=== Given task ===
Read the data and repeat all of it exactly.
:: Task data
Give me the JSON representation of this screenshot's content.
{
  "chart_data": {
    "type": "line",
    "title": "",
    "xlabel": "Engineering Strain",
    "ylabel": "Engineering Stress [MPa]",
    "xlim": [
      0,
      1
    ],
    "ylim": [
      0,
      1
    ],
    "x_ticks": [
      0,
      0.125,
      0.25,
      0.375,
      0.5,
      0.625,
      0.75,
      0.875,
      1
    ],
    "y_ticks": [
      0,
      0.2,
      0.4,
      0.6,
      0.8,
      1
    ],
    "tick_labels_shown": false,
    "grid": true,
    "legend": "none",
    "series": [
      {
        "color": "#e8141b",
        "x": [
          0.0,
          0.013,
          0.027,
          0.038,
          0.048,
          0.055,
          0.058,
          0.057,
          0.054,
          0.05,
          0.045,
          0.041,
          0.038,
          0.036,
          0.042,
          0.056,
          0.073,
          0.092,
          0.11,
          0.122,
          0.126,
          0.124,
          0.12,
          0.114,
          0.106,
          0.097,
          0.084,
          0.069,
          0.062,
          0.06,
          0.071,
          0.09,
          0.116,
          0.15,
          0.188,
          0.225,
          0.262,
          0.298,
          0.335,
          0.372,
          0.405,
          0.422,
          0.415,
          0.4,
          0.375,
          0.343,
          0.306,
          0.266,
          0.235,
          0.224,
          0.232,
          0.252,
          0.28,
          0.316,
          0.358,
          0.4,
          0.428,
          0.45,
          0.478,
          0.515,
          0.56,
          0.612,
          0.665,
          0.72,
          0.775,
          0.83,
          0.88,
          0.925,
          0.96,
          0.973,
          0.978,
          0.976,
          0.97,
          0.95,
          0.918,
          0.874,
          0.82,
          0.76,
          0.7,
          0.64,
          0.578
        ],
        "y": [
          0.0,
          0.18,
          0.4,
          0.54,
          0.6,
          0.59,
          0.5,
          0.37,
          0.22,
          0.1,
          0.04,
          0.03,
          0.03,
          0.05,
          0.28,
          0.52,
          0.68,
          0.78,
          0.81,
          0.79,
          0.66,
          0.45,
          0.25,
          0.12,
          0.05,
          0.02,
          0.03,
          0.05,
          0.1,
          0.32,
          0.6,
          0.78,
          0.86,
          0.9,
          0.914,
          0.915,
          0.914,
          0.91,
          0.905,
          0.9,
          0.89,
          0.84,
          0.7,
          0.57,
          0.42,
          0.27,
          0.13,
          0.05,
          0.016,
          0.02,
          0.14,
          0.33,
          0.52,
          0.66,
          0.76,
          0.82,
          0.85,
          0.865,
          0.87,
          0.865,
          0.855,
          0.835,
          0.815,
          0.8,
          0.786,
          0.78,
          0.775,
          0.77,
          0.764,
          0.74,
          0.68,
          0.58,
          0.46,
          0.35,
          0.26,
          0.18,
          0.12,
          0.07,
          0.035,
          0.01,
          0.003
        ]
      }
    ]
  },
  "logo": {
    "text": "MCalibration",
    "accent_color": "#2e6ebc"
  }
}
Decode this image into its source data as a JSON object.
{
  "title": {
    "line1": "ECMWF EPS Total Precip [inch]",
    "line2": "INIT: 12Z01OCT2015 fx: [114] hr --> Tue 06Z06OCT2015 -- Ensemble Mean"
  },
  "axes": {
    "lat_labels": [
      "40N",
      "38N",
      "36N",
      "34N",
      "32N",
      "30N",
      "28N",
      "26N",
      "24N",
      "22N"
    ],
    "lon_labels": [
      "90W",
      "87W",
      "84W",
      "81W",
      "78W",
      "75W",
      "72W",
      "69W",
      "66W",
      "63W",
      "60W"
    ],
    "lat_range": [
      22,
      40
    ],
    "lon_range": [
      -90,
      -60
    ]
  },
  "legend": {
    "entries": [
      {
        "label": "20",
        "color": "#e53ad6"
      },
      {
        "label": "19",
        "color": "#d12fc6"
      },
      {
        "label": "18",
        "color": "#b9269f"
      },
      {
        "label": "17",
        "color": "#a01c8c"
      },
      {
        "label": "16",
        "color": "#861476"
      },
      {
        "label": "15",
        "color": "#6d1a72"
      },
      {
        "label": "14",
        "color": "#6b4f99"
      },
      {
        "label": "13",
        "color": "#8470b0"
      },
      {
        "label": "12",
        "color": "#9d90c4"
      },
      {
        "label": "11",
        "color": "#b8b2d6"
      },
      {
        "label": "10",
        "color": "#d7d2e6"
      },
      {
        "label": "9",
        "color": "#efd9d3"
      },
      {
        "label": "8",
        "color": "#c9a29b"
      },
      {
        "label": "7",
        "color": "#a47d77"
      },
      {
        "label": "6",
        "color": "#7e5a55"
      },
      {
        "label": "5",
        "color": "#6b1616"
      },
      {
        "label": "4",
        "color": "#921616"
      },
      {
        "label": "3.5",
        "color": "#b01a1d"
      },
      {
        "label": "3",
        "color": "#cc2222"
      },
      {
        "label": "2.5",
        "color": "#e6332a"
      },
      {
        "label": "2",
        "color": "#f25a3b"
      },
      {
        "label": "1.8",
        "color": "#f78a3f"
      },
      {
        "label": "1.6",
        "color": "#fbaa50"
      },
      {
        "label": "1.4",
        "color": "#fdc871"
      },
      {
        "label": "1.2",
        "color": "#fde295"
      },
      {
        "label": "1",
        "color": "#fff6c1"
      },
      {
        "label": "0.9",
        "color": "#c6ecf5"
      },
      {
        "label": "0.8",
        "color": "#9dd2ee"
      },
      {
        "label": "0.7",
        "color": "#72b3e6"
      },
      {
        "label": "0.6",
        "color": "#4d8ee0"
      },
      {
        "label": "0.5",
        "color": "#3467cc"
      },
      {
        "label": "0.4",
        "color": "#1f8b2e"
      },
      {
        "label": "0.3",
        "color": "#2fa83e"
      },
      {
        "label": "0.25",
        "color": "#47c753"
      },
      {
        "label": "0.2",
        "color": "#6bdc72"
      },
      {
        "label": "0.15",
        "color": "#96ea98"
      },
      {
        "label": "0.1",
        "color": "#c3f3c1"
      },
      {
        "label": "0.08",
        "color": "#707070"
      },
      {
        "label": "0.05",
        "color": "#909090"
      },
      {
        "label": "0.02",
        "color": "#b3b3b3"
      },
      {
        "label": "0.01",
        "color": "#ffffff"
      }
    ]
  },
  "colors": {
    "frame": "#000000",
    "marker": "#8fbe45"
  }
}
::::
=== Result ===
Give me the JSON representation of this screenshot's content.
{
  "chart_data": {
    "type": "line",
    "title": "",
    "xlabel": "Engineering Strain",
    "ylabel": "Engineering Stress [MPa]",
    "xlim": [
      0,
      1
    ],
    "ylim": [
      0,
      1
    ],
    "x_ticks": [
      0,
      0.125,
      0.25,
      0.375,
      0.5,
      0.625,
      0.75,
      0.875,
      1
    ],
    "y_ticks": [
      0,
      0.2,
      0.4,
      0.6,
      0.8,
      1
    ],
    "tick_labels_shown": false,
    "grid": true,
    "legend": "none",
    "series": [
      {
        "color": "#e8141b",
        "x": [
          0.0,
          0.013,
          0.027,
          0.038,
          0.048,
          0.055,
          0.058,
          0.057,
          0.054,
          0.05,
          0.045,
          0.041,
          0.038,
          0.036,
          0.042,
          0.056,
          0.073,
          0.092,
          0.11,
          0.122,
          0.126,
          0.124,
          0.12,
          0.114,
          0.106,
          0.097,
          0.084,
          0.069,
          0.062,
          0.06,
          0.071,
          0.09,
          0.116,
          0.15,
          0.188,
          0.225,
          0.262,
          0.298,
          0.335,
          0.372,
          0.405,
          0.422,
          0.415,
          0.4,
          0.375,
          0.343,
          0.306,
          0.266,
          0.235,
          0.224,
          0.232,
          0.252,
          0.28,
          0.316,
          0.358,
          0.4,
          0.428,
          0.45,
          0.478,
          0.515,
          0.56,
          0.612,
          0.665,
          0.72,
          0.775,
          0.83,
          0.88,
          0.925,
          0.96,
          0.973,
          0.978,
          0.976,
          0.97,
          0.95,
          0.918,
          0.874,
          0.82,
          0.76,
          0.7,
          0.64,
          0.578
        ],
        "y": [
          0.0,
          0.18,
          0.4,
          0.54,
          0.6,
          0.59,
          0.5,
          0.37,
          0.22,
          0.1,
          0.04,
          0.03,
          0.03,
          0.05,
          0.28,
          0.52,
          0.68,
          0.78,
          0.81,
          0.79,
          0.66,
          0.45,
          0.25,
          0.12,
          0.05,
          0.02,
          0.03,
          0.05,
          0.1,
          0.32,
          0.6,
          0.78,
          0.86,
          0.9,
          0.914,
          0.915,
          0.914,
          0.91,
          0.905,
          0.9,
          0.89,
          0.84,
          0.7,
          0.57,
          0.42,
          0.27,
          0.13,
          0.05,
          0.016,
          0.02,
          0.14,
          0.33,
          0.52,
          0.66,
          0.76,
          0.82,
          0.85,
          0.865,
          0.87,
          0.865,
          0.855,
          0.835,
          0.815,
          0.8,
          0.786,
          0.78,
          0.775,
          0.77,
          0.764,
          0.74,
          0.68,
          0.58,
          0.46,
          0.35,
          0.26,
          0.18,
          0.12,
          0.07,
          0.035,
          0.01,
          0.003
        ]
      }
    ]
  },
  "logo": {
    "text": "MCalibration",
    "accent_color": "#2e6ebc"
  }
}
Decode this image into its source data as a JSON object.
{
  "title": {
    "line1": "ECMWF EPS Total Precip [inch]",
    "line2": "INIT: 12Z01OCT2015 fx: [114] hr --> Tue 06Z06OCT2015 -- Ensemble Mean"
  },
  "axes": {
    "lat_labels": [
      "40N",
      "38N",
      "36N",
      "34N",
      "32N",
      "30N",
      "28N",
      "26N",
      "24N",
      "22N"
    ],
    "lon_labels": [
      "90W",
      "87W",
      "84W",
      "81W",
      "78W",
      "75W",
      "72W",
      "69W",
      "66W",
      "63W",
      "60W"
    ],
    "lat_range": [
      22,
      40
    ],
    "lon_range": [
      -90,
      -60
    ]
  },
  "legend": {
    "entries": [
      {
        "label": "20",
        "color": "#e53ad6"
      },
      {
        "label": "19",
        "color": "#d12fc6"
      },
      {
        "label": "18",
        "color": "#b9269f"
      },
      {
        "label": "17",
        "color": "#a01c8c"
      },
      {
        "label": "16",
        "color": "#861476"
      },
      {
        "label": "15",
        "color": "#6d1a72"
      },
      {
        "label": "14",
        "color": "#6b4f99"
      },
      {
        "label": "13",
        "color": "#8470b0"
      },
      {
        "label": "12",
        "color": "#9d90c4"
      },
      {
        "label": "11",
        "color": "#b8b2d6"
      },
      {
        "label": "10",
        "color": "#d7d2e6"
      },
      {
        "label": "9",
        "color": "#efd9d3"
      },
      {
        "label": "8",
        "color": "#c9a29b"
      },
      {
        "label": "7",
        "color": "#a47d77"
      },
      {
        "label": "6",
        "color": "#7e5a55"
      },
      {
        "label": "5",
        "color": "#6b1616"
      },
      {
        "label": "4",
        "color": "#921616"
      },
      {
        "label": "3.5",
        "color": "#b01a1d"
      },
      {
        "label": "3",
        "color": "#cc2222"
      },
      {
        "label": "2.5",
        "color": "#e6332a"
      },
      {
        "label": "2",
        "color": "#f25a3b"
      },
      {
        "label": "1.8",
        "color": "#f78a3f"
      },
      {
        "label": "1.6",
        "color": "#fbaa50"
      },
      {
        "label": "1.4",
        "color": "#fdc871"
      },
      {
        "label": "1.2",
        "color": "#fde295"
      },
      {
        "label": "1",
        "color": "#fff6c1"
      },
      {
        "label": "0.9",
        "color": "#c6ecf5"
      },
      {
        "label": "0.8",
        "color": "#9dd2ee"
      },
      {
        "label": "0.7",
        "color": "#72b3e6"
      },
      {
        "label": "0.6",
        "color": "#4d8ee0"
      },
      {
        "label": "0.5",
        "color": "#3467cc"
      },
      {
        "label": "0.4",
        "color": "#1f8b2e"
      },
      {
        "label": "0.3",
        "color": "#2fa83e"
      },
      {
        "label": "0.25",
        "color": "#47c753"
      },
      {
        "label": "0.2",
        "color": "#6bdc72"
      },
      {
        "label": "0.15",
        "color": "#96ea98"
      },
      {
        "label": "0.1",
        "color": "#c3f3c1"
      },
      {
        "label": "0.08",
        "color": "#707070"
      },
      {
        "label": "0.05",
        "color": "#909090"
      },
      {
        "label": "0.02",
        "color": "#b3b3b3"
      },
      {
        "label": "0.01",
        "color": "#ffffff"
      }
    ]
  },
  "colors": {
    "frame": "#000000",
    "marker": "#8fbe45"
  }
}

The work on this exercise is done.